■ **Aim**:
Find each line with the string "Legalization" and copy it.

— Start of Material supplied —

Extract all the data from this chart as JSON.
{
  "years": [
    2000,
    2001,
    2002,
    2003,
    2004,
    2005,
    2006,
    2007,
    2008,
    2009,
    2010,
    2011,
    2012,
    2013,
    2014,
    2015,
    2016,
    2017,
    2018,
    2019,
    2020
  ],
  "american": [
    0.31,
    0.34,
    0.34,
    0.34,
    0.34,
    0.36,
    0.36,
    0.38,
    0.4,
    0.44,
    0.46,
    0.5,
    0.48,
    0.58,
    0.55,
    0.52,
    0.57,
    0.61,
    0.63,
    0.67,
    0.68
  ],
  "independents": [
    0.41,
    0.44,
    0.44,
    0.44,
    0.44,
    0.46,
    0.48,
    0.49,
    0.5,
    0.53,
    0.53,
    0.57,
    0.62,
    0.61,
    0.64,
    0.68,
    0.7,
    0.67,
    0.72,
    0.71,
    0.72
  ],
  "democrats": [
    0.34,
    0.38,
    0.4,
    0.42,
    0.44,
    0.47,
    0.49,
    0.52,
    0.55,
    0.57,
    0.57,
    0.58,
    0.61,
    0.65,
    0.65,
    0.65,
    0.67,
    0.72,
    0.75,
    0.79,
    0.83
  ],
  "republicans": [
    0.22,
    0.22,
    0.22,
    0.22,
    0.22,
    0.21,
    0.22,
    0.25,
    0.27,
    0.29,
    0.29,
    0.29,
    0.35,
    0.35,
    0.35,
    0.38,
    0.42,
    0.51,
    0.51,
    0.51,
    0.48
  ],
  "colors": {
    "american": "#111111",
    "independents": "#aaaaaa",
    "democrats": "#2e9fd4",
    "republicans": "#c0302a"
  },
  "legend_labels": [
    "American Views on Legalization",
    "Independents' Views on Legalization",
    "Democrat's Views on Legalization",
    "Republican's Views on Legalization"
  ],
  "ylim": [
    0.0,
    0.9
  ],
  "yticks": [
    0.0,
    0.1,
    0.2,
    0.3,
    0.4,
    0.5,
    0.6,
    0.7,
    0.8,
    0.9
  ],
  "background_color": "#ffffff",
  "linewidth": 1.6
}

— End of Material supplied —

■ **Written response**:
    "American Views on Legalization",
    "Independents' Views on Legalization",
    "Democrat's Views on Legalization",
    "Republican's Views on Legalization"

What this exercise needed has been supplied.